Collected data entries
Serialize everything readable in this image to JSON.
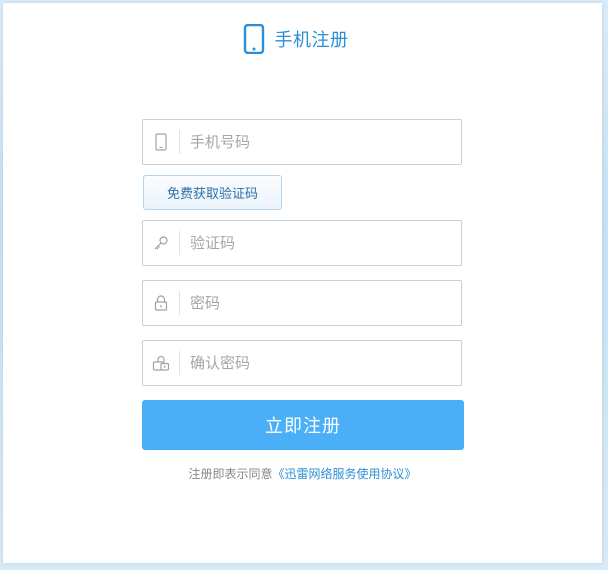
{
  "header": {
    "title": "手机注册",
    "icon": "mobile-phone-icon"
  },
  "form": {
    "phone": {
      "placeholder": "手机号码",
      "value": "",
      "icon": "mobile-phone-icon"
    },
    "get_code_label": "免费获取验证码",
    "code": {
      "placeholder": "验证码",
      "value": "",
      "icon": "key-icon"
    },
    "password": {
      "placeholder": "密码",
      "value": "",
      "icon": "lock-icon"
    },
    "confirm_password": {
      "placeholder": "确认密码",
      "value": "",
      "icon": "lock-confirm-icon"
    },
    "submit_label": "立即注册"
  },
  "agreement": {
    "prefix": "注册即表示同意",
    "link_text": "《迅雷网络服务使用协议》"
  },
  "colors": {
    "accent": "#2a8fd6",
    "submit_bg": "#4aaff7",
    "border": "#c9cfd6",
    "background": "#d9ebf7"
  }
}
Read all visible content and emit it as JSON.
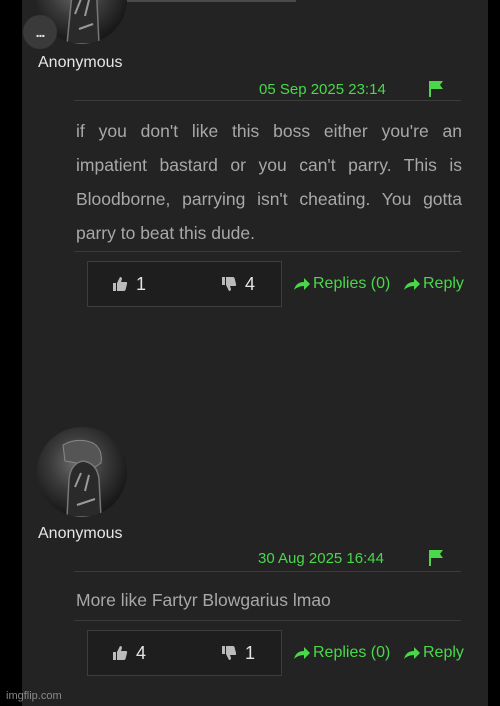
{
  "comments": [
    {
      "author": "Anonymous",
      "date": "05 Sep 2025 23:14",
      "text": "if you don't like this boss either you're an impatient bastard or you can't parry. This is Bloodborne, parrying isn't cheating. You gotta parry to beat this dude.",
      "likes": "1",
      "dislikes": "4",
      "replies_label": "Replies (0)",
      "reply_label": "Reply"
    },
    {
      "author": "Anonymous",
      "date": "30 Aug 2025 16:44",
      "text": "More like Fartyr Blowgarius lmao",
      "likes": "4",
      "dislikes": "1",
      "replies_label": "Replies (0)",
      "reply_label": "Reply"
    }
  ],
  "menu_label": "...",
  "watermark": "imgflip.com",
  "colors": {
    "accent": "#4ad84a",
    "panel": "#232323",
    "text": "#a8a8a8"
  },
  "icons": [
    "more-options-icon",
    "flag-icon",
    "thumbs-up-icon",
    "thumbs-down-icon",
    "reply-arrow-icon"
  ]
}
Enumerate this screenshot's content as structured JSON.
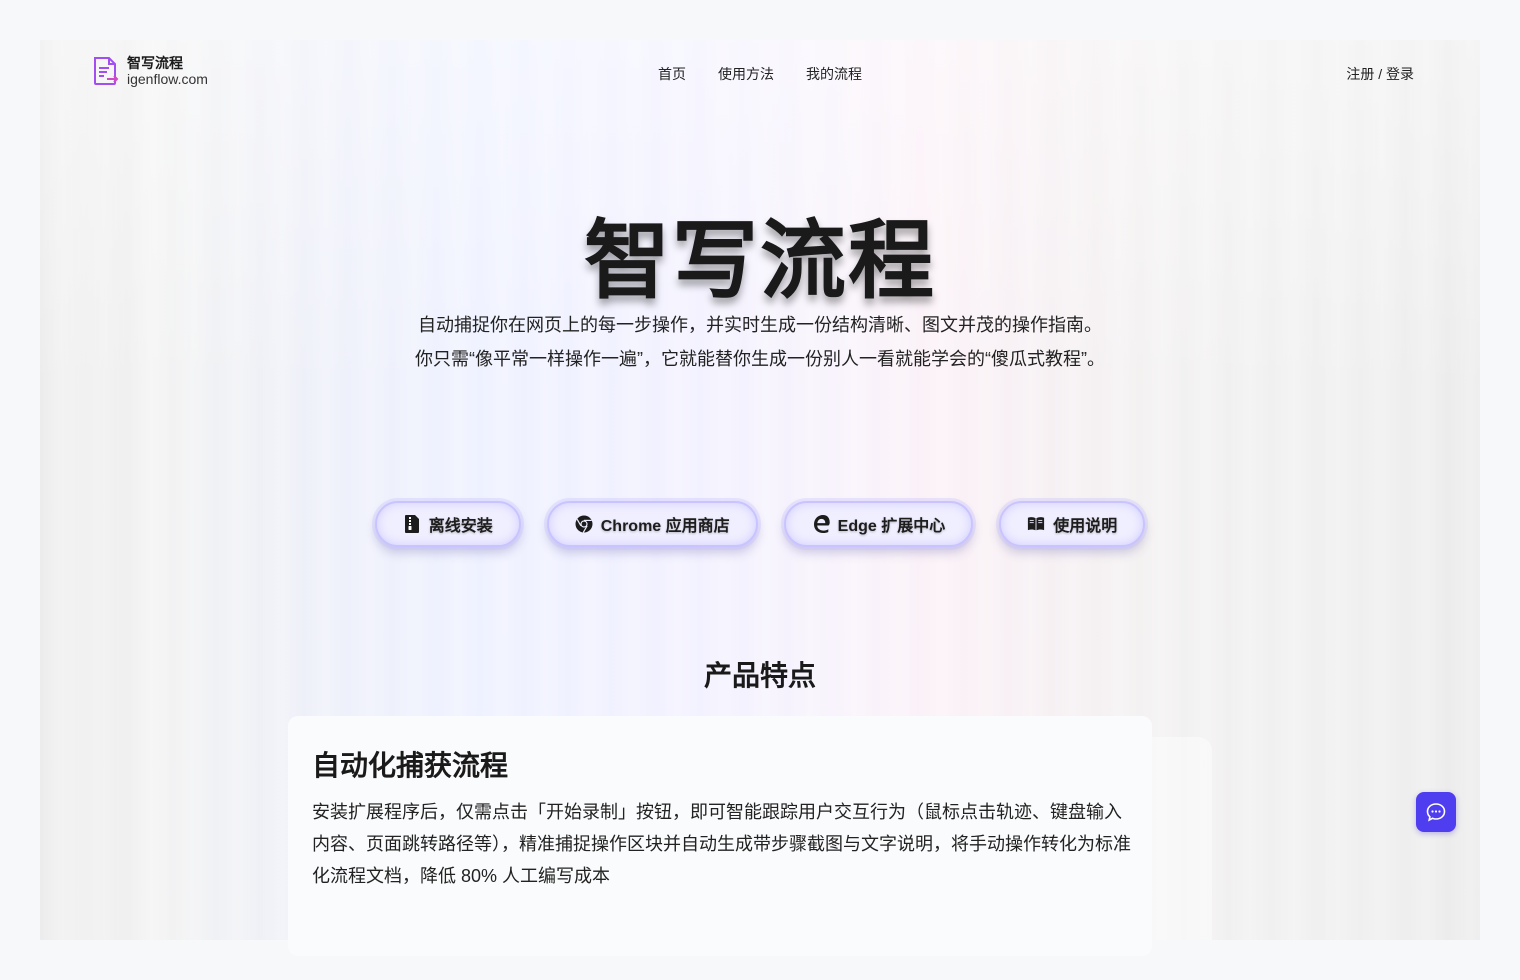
{
  "header": {
    "brand_name": "智写流程",
    "brand_domain": "igenflow.com",
    "nav": [
      "首页",
      "使用方法",
      "我的流程"
    ],
    "auth_label": "注册 / 登录"
  },
  "hero": {
    "title": "智写流程",
    "subtitle_line1": "自动捕捉你在网页上的每一步操作，并实时生成一份结构清晰、图文并茂的操作指南。",
    "subtitle_line2": "你只需“像平常一样操作一遍”，它就能替你生成一份别人一看就能学会的“傻瓜式教程”。"
  },
  "actions": [
    {
      "label": "离线安装",
      "icon": "zip-file-icon"
    },
    {
      "label": "Chrome 应用商店",
      "icon": "chrome-icon"
    },
    {
      "label": "Edge 扩展中心",
      "icon": "edge-icon"
    },
    {
      "label": "使用说明",
      "icon": "book-icon"
    }
  ],
  "features": {
    "section_title": "产品特点",
    "cards": [
      {
        "title": "自动化捕获流程",
        "description": "安装扩展程序后，仅需点击「开始录制」按钮，即可智能跟踪用户交互行为（鼠标点击轨迹、键盘输入内容、页面跳转路径等），精准捕捉操作区块并自动生成带步骤截图与文字说明，将手动操作转化为标准化流程文档，降低 80% 人工编写成本"
      }
    ]
  },
  "colors": {
    "accent": "#4f3df0",
    "button_border": "#c9c4ff",
    "logo_purple": "#a24ef0"
  },
  "chat": {
    "icon": "chat-icon"
  }
}
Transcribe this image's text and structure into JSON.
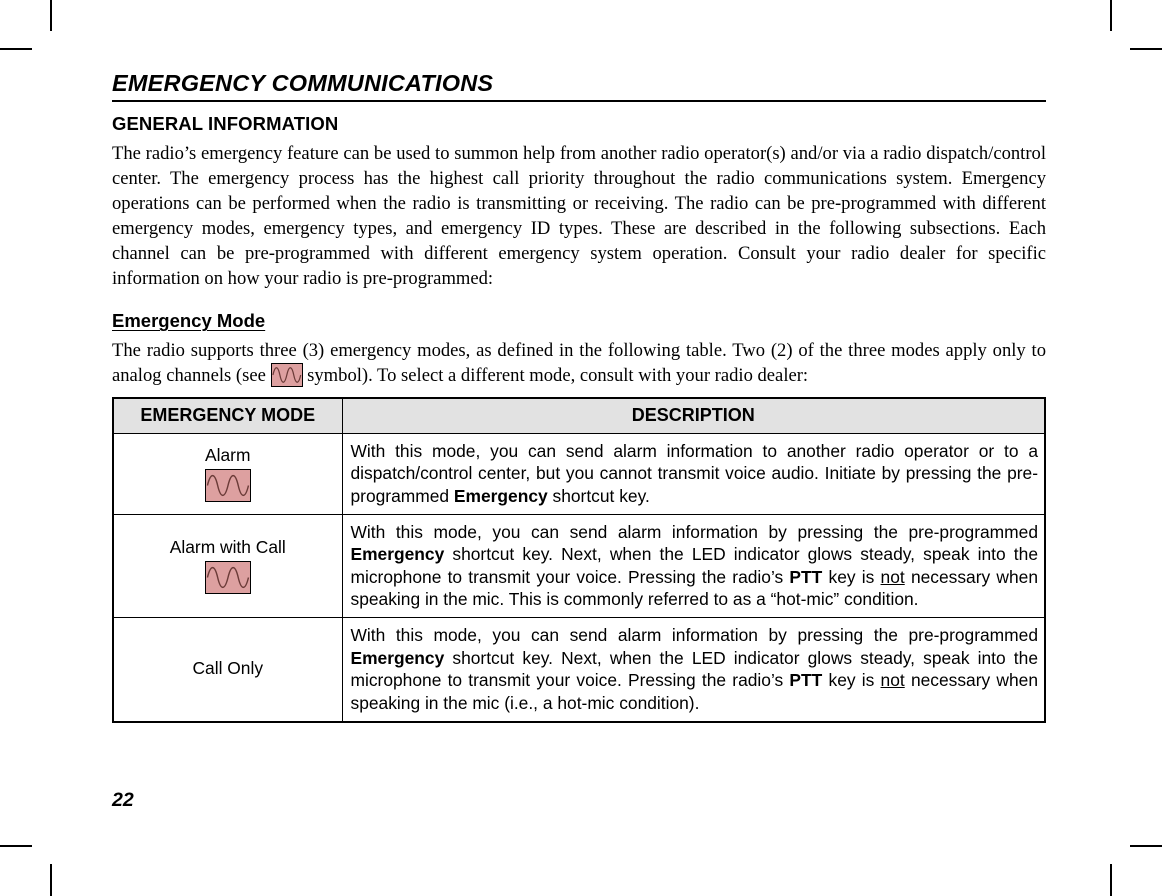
{
  "document": {
    "chapter_title": "EMERGENCY COMMUNICATIONS",
    "page_number": "22"
  },
  "sections": {
    "general_information": {
      "heading": "GENERAL INFORMATION",
      "paragraph": "The radio’s emergency feature can be used to summon help from another radio operator(s) and/or via a radio dispatch/control center. The emergency process has the highest call priority throughout the radio communications system. Emergency operations can be performed when the radio is transmitting or receiving. The radio can be pre-programmed with different emergency modes, emergency types, and emergency ID types. These are described in the following subsections. Each channel can be pre-programmed with different emergency system operation. Consult your radio dealer for specific information on how your radio is pre-programmed:"
    },
    "emergency_mode": {
      "heading": "Emergency Mode",
      "intro_part1": "The radio supports three (3) emergency modes, as defined in the following table. Two (2) of the three modes apply only to analog channels (see ",
      "intro_part2": " symbol). To select a different mode, consult with your radio dealer:"
    }
  },
  "table": {
    "headers": [
      "EMERGENCY MODE",
      "DESCRIPTION"
    ],
    "rows": [
      {
        "mode": "Alarm",
        "has_analog_symbol": true,
        "description_segments": [
          {
            "text": "With this mode, you can send alarm information to another radio operator or to a dispatch/control center, but you cannot transmit voice audio. Initiate by pressing the pre-programmed ",
            "style": "normal"
          },
          {
            "text": "Emergency",
            "style": "bold"
          },
          {
            "text": " shortcut key.",
            "style": "normal"
          }
        ]
      },
      {
        "mode": "Alarm with Call",
        "has_analog_symbol": true,
        "description_segments": [
          {
            "text": "With this mode, you can send alarm information by pressing the pre-programmed ",
            "style": "normal"
          },
          {
            "text": "Emergency",
            "style": "bold"
          },
          {
            "text": " shortcut key. Next, when the LED indicator glows steady, speak into the microphone to transmit your voice. Pressing the radio’s ",
            "style": "normal"
          },
          {
            "text": "PTT",
            "style": "bold"
          },
          {
            "text": " key is ",
            "style": "normal"
          },
          {
            "text": "not",
            "style": "underline"
          },
          {
            "text": " necessary when speaking in the mic. This is commonly referred to as a “hot-mic” condition.",
            "style": "normal"
          }
        ]
      },
      {
        "mode": "Call Only",
        "has_analog_symbol": false,
        "description_segments": [
          {
            "text": "With this mode, you can send alarm information by pressing the pre-programmed ",
            "style": "normal"
          },
          {
            "text": "Emergency",
            "style": "bold"
          },
          {
            "text": " shortcut key. Next, when the LED indicator glows steady, speak into the microphone to transmit your voice. Pressing the radio’s ",
            "style": "normal"
          },
          {
            "text": "PTT",
            "style": "bold"
          },
          {
            "text": " key is ",
            "style": "normal"
          },
          {
            "text": "not",
            "style": "underline"
          },
          {
            "text": " necessary when speaking in the mic (i.e., a hot-mic condition).",
            "style": "normal"
          }
        ]
      }
    ]
  },
  "icons": {
    "analog_channel_symbol": {
      "name": "analog-waveform-icon",
      "fill_color": "#dda0a0",
      "line_color": "#6b3b38",
      "border_color": "#000000"
    }
  },
  "colors": {
    "page_background": "#ffffff",
    "text": "#000000",
    "table_header_background": "#e2e2e2",
    "table_border": "#000000",
    "analog_symbol_fill": "#dda0a0"
  }
}
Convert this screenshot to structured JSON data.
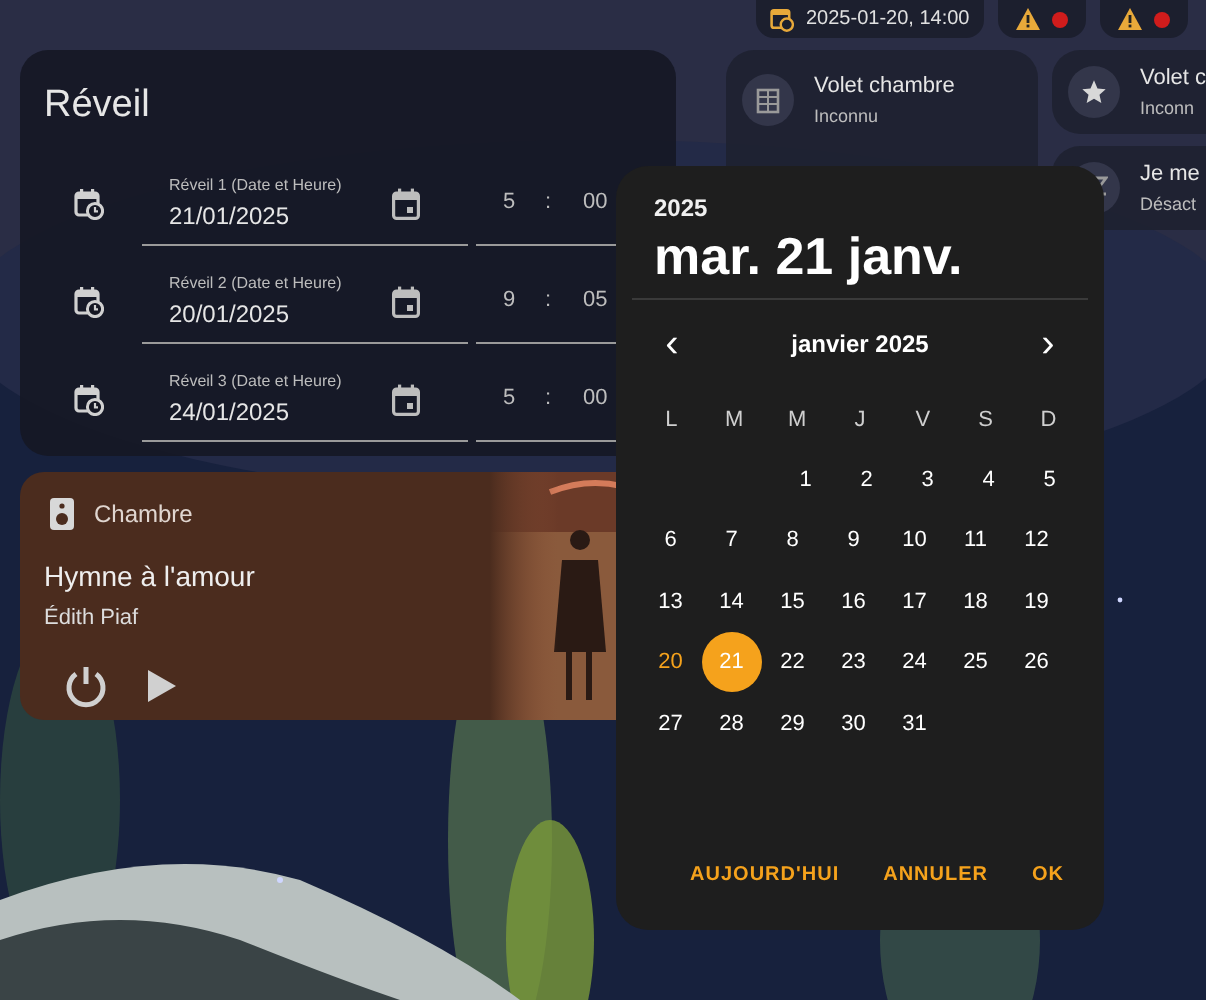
{
  "status_chips": [
    {
      "kind": "time",
      "text": "2025-01-20, 14:00"
    },
    {
      "kind": "warning"
    },
    {
      "kind": "warning"
    }
  ],
  "alarm_card": {
    "title": "Réveil",
    "alarms": [
      {
        "label": "Réveil 1 (Date et Heure)",
        "date": "21/01/2025",
        "hour": "5",
        "separator": ":",
        "minute": "00"
      },
      {
        "label": "Réveil 2 (Date et Heure)",
        "date": "20/01/2025",
        "hour": "9",
        "separator": ":",
        "minute": "05"
      },
      {
        "label": "Réveil 3 (Date et Heure)",
        "date": "24/01/2025",
        "hour": "5",
        "separator": ":",
        "minute": "00"
      }
    ]
  },
  "media_card": {
    "room": "Chambre",
    "track": "Hymne à l'amour",
    "artist": "Édith Piaf"
  },
  "entity_cards": [
    {
      "kind": "shutter",
      "name": "Volet chambre",
      "state": "Inconnu"
    },
    {
      "kind": "star",
      "name": "Volet c",
      "state": "Inconn"
    },
    {
      "kind": "sleep",
      "name": "Je me",
      "state": "Désact"
    }
  ],
  "date_picker": {
    "year": "2025",
    "headline": "mar. 21 janv.",
    "month": "janvier 2025",
    "prev": "‹",
    "next": "›",
    "weekdays": [
      "L",
      "M",
      "M",
      "J",
      "V",
      "S",
      "D"
    ],
    "weeks": [
      [
        {
          "day": "1",
          "selected": false,
          "today": false
        },
        {
          "day": "2",
          "selected": false,
          "today": false
        },
        {
          "day": "3",
          "selected": false,
          "today": false
        },
        {
          "day": "4",
          "selected": false,
          "today": false
        },
        {
          "day": "5",
          "selected": false,
          "today": false
        }
      ],
      [
        {
          "day": "6",
          "selected": false,
          "today": false
        },
        {
          "day": "7",
          "selected": false,
          "today": false
        },
        {
          "day": "8",
          "selected": false,
          "today": false
        },
        {
          "day": "9",
          "selected": false,
          "today": false
        },
        {
          "day": "10",
          "selected": false,
          "today": false
        },
        {
          "day": "11",
          "selected": false,
          "today": false
        },
        {
          "day": "12",
          "selected": false,
          "today": false
        }
      ],
      [
        {
          "day": "13",
          "selected": false,
          "today": false
        },
        {
          "day": "14",
          "selected": false,
          "today": false
        },
        {
          "day": "15",
          "selected": false,
          "today": false
        },
        {
          "day": "16",
          "selected": false,
          "today": false
        },
        {
          "day": "17",
          "selected": false,
          "today": false
        },
        {
          "day": "18",
          "selected": false,
          "today": false
        },
        {
          "day": "19",
          "selected": false,
          "today": false
        }
      ],
      [
        {
          "day": "20",
          "selected": false,
          "today": true
        },
        {
          "day": "21",
          "selected": true,
          "today": false
        },
        {
          "day": "22",
          "selected": false,
          "today": false
        },
        {
          "day": "23",
          "selected": false,
          "today": false
        },
        {
          "day": "24",
          "selected": false,
          "today": false
        },
        {
          "day": "25",
          "selected": false,
          "today": false
        },
        {
          "day": "26",
          "selected": false,
          "today": false
        }
      ],
      [
        {
          "day": "27",
          "selected": false,
          "today": false
        },
        {
          "day": "28",
          "selected": false,
          "today": false
        },
        {
          "day": "29",
          "selected": false,
          "today": false
        },
        {
          "day": "30",
          "selected": false,
          "today": false
        },
        {
          "day": "31",
          "selected": false,
          "today": false
        }
      ]
    ],
    "buttons": [
      "AUJOURD'HUI",
      "ANNULER",
      "OK"
    ]
  }
}
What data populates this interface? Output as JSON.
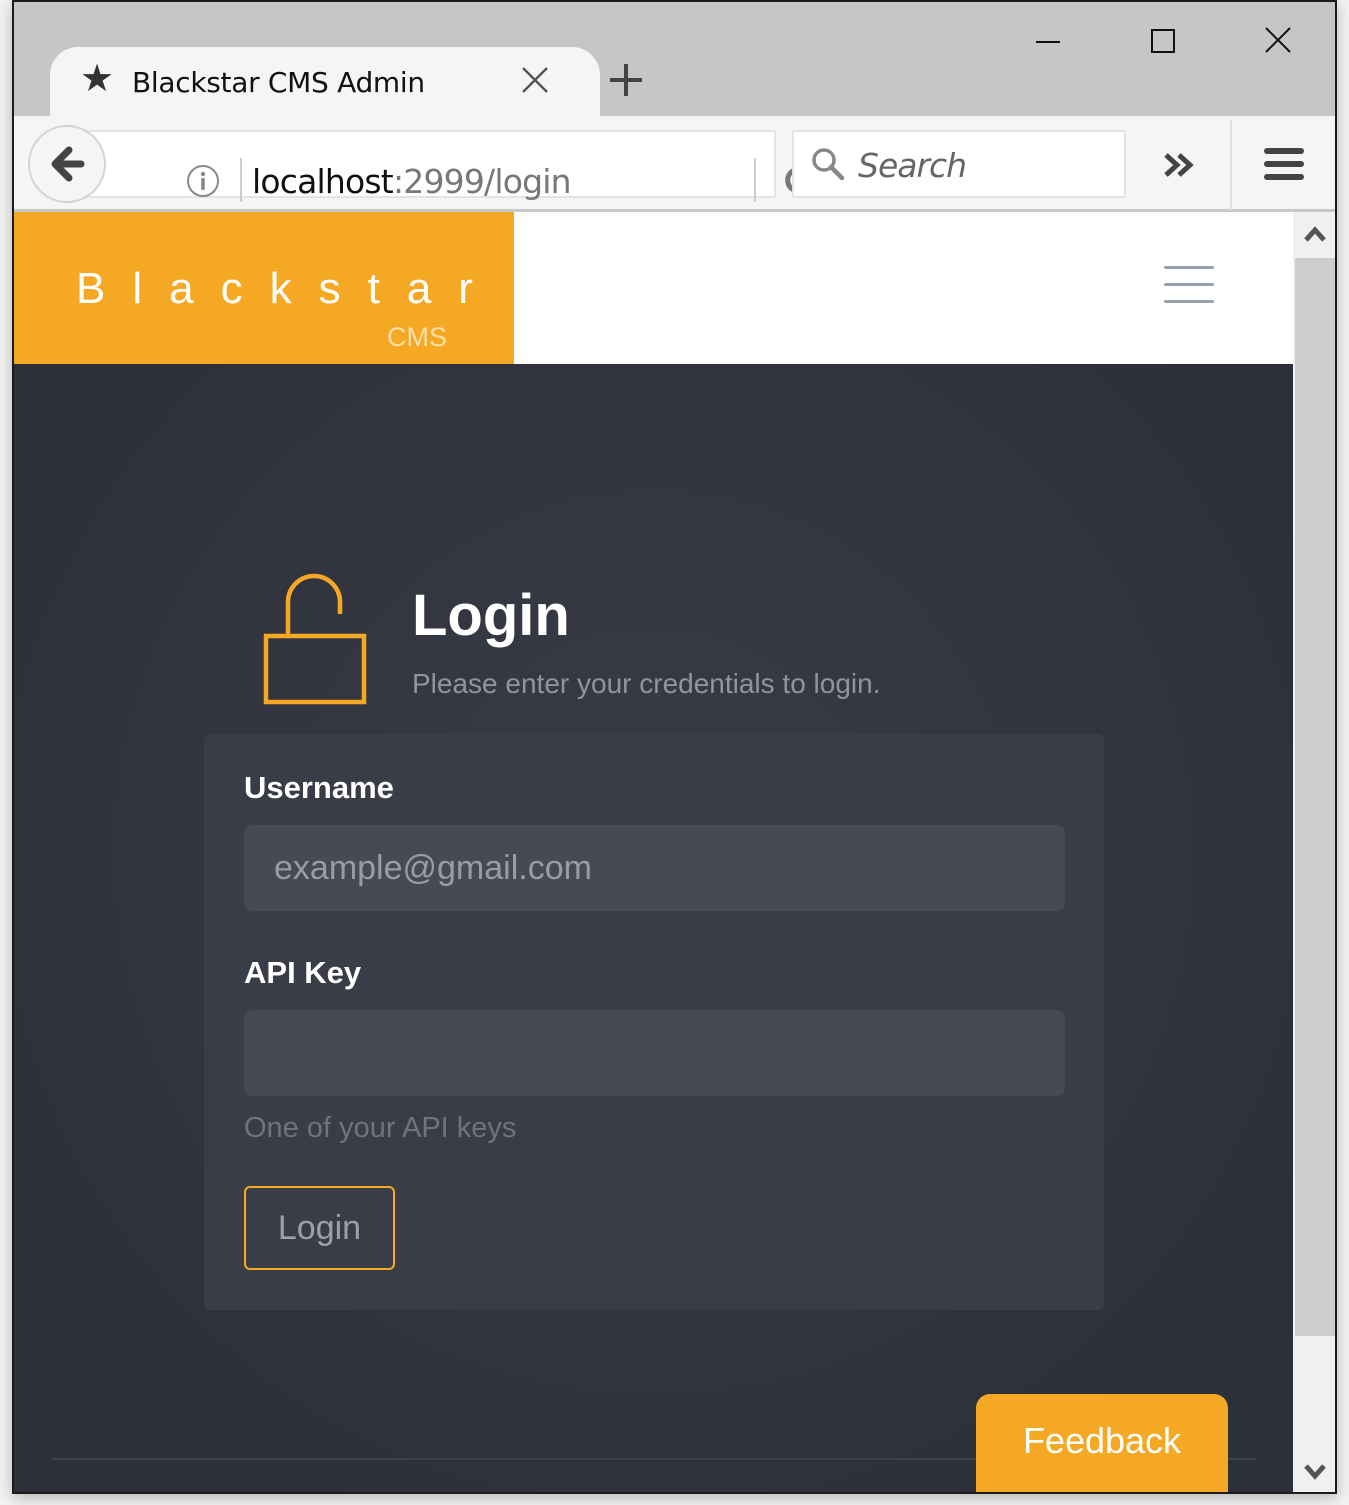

## Task details
Show every line from the entries above in which the word "kind" appears.

## Result of this exercise
      "kind": "time",
      "kind": "warning"
      "kind": "warning"
      "kind": "shutter",
      "kind": "star",
      "kind": "sleep",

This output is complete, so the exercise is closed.